**What to work on**
Copy the material below verbatim, beginning with its first line and ending after the line that contains "390, 894, 426]".

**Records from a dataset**
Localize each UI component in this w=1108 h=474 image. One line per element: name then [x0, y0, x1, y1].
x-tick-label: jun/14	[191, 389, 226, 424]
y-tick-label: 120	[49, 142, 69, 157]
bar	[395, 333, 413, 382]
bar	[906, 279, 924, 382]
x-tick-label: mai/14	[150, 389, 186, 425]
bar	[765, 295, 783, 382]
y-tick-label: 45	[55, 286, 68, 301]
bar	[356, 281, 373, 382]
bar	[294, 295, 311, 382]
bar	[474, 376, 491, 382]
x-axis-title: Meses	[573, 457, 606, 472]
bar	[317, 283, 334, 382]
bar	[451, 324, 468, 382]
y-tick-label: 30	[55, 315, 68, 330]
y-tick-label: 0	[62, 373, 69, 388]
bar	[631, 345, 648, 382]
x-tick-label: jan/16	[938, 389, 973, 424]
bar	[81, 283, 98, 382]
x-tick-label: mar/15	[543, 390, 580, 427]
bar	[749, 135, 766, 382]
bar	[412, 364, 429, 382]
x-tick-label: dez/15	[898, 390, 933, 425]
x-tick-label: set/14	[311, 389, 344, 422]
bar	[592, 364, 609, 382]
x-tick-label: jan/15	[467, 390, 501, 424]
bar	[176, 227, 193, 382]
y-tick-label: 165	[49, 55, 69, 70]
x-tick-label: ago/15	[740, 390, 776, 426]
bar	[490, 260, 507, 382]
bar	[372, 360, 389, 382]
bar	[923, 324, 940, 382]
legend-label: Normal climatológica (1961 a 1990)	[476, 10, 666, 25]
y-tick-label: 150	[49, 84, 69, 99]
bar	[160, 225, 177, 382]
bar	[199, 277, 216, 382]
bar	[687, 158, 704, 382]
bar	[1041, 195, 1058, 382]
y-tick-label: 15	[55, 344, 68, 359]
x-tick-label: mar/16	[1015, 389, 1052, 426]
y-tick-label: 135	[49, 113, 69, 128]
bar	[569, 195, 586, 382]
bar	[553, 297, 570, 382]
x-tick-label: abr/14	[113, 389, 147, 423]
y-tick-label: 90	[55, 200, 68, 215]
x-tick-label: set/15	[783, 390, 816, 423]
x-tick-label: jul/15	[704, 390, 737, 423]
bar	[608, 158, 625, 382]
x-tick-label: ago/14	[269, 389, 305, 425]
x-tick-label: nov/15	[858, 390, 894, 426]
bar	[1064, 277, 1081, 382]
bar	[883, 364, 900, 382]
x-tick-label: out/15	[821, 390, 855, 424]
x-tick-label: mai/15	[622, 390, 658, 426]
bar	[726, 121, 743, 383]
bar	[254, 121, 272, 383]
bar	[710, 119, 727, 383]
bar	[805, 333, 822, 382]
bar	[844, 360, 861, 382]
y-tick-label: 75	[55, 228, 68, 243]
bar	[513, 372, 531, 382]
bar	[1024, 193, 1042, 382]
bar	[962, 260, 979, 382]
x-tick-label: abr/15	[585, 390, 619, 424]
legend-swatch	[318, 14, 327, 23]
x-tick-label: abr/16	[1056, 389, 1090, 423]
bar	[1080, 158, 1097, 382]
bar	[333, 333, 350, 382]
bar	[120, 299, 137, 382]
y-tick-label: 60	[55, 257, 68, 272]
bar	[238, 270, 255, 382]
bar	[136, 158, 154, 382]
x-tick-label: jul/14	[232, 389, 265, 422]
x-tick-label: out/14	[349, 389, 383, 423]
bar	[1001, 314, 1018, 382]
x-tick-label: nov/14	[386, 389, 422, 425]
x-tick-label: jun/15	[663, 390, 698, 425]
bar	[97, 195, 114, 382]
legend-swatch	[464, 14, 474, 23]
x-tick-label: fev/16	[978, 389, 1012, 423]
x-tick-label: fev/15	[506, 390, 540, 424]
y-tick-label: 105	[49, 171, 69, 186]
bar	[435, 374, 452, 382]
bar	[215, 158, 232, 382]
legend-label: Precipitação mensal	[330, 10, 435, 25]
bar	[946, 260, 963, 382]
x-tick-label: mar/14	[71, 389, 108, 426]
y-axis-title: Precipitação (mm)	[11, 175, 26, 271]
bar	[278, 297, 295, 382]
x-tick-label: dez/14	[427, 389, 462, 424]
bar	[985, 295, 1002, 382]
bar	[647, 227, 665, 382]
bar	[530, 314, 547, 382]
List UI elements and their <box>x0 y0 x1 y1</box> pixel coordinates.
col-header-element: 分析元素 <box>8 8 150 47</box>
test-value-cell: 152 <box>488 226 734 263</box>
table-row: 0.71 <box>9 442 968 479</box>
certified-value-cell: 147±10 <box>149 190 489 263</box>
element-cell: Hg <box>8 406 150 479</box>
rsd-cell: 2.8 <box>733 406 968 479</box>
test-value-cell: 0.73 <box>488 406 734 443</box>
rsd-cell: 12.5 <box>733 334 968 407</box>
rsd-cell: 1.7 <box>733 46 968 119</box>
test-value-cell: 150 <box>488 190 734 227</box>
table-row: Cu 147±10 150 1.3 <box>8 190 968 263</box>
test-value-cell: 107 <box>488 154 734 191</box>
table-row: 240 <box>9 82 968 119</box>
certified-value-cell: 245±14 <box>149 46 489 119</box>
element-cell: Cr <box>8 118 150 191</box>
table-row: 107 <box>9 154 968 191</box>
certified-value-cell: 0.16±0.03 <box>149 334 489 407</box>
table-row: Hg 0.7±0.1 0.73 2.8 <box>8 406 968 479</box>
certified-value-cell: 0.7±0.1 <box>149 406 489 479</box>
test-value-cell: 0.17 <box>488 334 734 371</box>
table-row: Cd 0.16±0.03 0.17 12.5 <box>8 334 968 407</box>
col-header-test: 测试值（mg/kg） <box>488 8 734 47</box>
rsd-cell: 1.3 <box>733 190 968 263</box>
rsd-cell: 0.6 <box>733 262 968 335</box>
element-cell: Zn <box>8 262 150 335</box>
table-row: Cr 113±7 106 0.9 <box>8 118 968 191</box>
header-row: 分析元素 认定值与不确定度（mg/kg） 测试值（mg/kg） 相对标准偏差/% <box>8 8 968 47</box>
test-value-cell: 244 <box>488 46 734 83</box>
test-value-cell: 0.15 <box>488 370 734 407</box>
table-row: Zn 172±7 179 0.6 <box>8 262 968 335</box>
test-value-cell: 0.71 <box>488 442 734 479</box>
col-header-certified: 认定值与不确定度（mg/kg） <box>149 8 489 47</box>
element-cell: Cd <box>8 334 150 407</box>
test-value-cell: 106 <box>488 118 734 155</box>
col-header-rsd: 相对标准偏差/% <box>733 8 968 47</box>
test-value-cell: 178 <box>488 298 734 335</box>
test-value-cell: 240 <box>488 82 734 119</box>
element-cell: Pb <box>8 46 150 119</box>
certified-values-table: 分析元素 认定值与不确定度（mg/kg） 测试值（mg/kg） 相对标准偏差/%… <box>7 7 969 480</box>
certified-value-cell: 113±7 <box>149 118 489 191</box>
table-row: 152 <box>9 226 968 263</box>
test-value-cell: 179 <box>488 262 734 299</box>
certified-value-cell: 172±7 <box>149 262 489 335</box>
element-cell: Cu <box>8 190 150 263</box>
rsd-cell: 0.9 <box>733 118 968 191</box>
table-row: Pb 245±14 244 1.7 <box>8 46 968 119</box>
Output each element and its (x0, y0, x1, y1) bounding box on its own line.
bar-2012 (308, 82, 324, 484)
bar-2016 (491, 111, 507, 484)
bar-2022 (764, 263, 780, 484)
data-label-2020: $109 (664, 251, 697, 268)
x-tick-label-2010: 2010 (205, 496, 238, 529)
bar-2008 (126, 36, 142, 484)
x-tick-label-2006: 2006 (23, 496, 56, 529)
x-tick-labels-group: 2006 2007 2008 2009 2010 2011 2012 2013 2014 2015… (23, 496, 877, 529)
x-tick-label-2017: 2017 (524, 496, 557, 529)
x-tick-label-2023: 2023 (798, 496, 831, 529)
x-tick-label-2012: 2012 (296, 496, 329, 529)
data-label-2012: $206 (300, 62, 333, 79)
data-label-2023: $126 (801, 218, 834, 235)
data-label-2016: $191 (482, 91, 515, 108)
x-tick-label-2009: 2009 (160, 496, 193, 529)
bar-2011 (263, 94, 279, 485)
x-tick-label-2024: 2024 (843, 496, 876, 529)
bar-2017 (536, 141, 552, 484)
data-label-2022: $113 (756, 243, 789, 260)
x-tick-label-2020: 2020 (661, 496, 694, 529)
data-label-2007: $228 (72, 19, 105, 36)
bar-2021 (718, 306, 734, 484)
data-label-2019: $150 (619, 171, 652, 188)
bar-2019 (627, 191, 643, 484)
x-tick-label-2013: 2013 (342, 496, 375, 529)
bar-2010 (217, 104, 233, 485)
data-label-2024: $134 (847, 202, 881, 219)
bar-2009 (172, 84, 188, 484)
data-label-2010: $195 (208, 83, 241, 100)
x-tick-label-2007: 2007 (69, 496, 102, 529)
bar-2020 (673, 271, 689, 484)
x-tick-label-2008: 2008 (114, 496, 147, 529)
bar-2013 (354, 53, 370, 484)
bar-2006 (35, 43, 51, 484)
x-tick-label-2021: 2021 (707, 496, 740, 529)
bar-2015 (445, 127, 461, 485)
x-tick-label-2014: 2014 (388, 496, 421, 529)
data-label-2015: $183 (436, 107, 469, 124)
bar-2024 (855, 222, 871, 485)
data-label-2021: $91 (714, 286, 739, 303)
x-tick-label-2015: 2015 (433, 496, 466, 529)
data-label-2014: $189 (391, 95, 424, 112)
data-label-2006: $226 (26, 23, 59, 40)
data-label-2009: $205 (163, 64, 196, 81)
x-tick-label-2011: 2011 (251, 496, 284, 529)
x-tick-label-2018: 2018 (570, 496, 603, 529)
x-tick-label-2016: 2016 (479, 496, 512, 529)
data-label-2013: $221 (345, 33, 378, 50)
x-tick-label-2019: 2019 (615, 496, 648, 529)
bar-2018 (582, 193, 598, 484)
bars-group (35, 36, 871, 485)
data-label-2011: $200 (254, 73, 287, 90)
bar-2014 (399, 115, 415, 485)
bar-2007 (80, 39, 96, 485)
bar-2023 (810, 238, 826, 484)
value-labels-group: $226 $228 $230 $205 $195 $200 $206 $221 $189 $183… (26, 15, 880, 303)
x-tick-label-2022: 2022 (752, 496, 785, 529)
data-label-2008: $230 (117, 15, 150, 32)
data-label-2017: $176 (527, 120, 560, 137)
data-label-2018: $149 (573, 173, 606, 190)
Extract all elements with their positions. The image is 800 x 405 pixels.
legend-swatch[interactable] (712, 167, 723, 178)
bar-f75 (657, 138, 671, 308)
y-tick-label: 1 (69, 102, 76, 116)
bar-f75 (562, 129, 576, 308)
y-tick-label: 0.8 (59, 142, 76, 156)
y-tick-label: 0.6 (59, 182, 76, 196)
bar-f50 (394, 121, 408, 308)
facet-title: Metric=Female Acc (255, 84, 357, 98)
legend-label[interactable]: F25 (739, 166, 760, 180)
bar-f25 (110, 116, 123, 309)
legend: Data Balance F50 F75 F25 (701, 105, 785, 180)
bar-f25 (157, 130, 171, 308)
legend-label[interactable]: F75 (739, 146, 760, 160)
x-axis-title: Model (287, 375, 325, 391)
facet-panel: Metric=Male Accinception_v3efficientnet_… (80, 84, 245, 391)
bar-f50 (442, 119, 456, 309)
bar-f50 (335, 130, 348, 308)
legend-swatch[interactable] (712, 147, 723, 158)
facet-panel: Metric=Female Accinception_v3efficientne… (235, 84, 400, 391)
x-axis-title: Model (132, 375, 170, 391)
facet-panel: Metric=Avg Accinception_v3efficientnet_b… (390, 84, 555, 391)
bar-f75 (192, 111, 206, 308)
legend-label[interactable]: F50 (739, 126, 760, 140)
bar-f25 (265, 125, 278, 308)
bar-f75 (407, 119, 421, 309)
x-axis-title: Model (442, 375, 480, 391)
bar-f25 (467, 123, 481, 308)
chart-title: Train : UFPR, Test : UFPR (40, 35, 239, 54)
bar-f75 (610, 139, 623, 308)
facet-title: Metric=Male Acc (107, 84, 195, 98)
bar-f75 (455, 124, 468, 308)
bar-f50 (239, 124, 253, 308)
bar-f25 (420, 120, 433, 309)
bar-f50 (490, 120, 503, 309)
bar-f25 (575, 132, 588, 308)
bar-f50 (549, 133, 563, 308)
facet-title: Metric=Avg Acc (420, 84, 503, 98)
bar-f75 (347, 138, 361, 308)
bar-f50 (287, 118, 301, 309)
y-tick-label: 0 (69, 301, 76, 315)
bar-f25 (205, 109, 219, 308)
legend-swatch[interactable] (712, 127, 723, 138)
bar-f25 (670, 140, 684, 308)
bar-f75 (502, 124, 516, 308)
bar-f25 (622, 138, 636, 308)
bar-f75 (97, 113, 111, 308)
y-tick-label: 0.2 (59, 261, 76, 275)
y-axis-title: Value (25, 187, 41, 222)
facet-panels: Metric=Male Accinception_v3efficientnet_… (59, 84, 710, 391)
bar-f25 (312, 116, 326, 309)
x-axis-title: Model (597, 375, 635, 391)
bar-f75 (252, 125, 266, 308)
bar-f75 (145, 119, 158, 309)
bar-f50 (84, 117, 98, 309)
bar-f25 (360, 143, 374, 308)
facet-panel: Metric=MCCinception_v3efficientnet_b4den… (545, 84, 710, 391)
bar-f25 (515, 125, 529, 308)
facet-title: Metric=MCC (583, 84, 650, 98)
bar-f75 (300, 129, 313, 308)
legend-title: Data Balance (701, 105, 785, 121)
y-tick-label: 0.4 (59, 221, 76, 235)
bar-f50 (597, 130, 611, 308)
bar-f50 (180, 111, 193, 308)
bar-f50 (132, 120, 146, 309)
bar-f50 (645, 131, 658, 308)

**Complete output**
Localize each UI component in this w=1108 h=474 image. One line per element: name then [x0, y0, x1, y1].
x-tick-label: jun/14	[191, 389, 226, 424]
y-tick-label: 120	[49, 142, 69, 157]
bar	[395, 333, 413, 382]
bar	[906, 279, 924, 382]
x-tick-label: mai/14	[150, 389, 186, 425]
bar	[765, 295, 783, 382]
y-tick-label: 45	[55, 286, 68, 301]
bar	[356, 281, 373, 382]
bar	[294, 295, 311, 382]
bar	[474, 376, 491, 382]
x-axis-title: Meses	[573, 457, 606, 472]
bar	[317, 283, 334, 382]
bar	[451, 324, 468, 382]
y-tick-label: 30	[55, 315, 68, 330]
y-tick-label: 0	[62, 373, 69, 388]
bar	[631, 345, 648, 382]
x-tick-label: jan/16	[938, 389, 973, 424]
bar	[81, 283, 98, 382]
x-tick-label: mar/15	[543, 390, 580, 427]
bar	[749, 135, 766, 382]
bar	[412, 364, 429, 382]
x-tick-label: dez/15	[898, 390, 933, 425]
x-tick-label: set/14	[311, 389, 344, 422]
bar	[592, 364, 609, 382]
x-tick-label: jan/15	[467, 390, 501, 424]
bar	[176, 227, 193, 382]
y-tick-label: 165	[49, 55, 69, 70]
x-tick-label: ago/15	[740, 390, 776, 426]
bar	[490, 260, 507, 382]
bar	[372, 360, 389, 382]
bar	[923, 324, 940, 382]
legend-label: Normal climatológica (1961 a 1990)	[476, 10, 666, 25]
y-tick-label: 150	[49, 84, 69, 99]
bar	[160, 225, 177, 382]
bar	[199, 277, 216, 382]
bar	[687, 158, 704, 382]
bar	[1041, 195, 1058, 382]
y-tick-label: 15	[55, 344, 68, 359]
x-tick-label: mar/16	[1015, 389, 1052, 426]
y-tick-label: 135	[49, 113, 69, 128]
bar	[569, 195, 586, 382]
bar	[553, 297, 570, 382]
x-tick-label: abr/14	[113, 389, 147, 423]
y-tick-label: 90	[55, 200, 68, 215]
x-tick-label: set/15	[783, 390, 816, 423]
x-tick-label: jul/15	[704, 390, 737, 423]
bar	[608, 158, 625, 382]
x-tick-label: ago/14	[269, 389, 305, 425]
x-tick-label: nov/15	[858, 390, 894, 426]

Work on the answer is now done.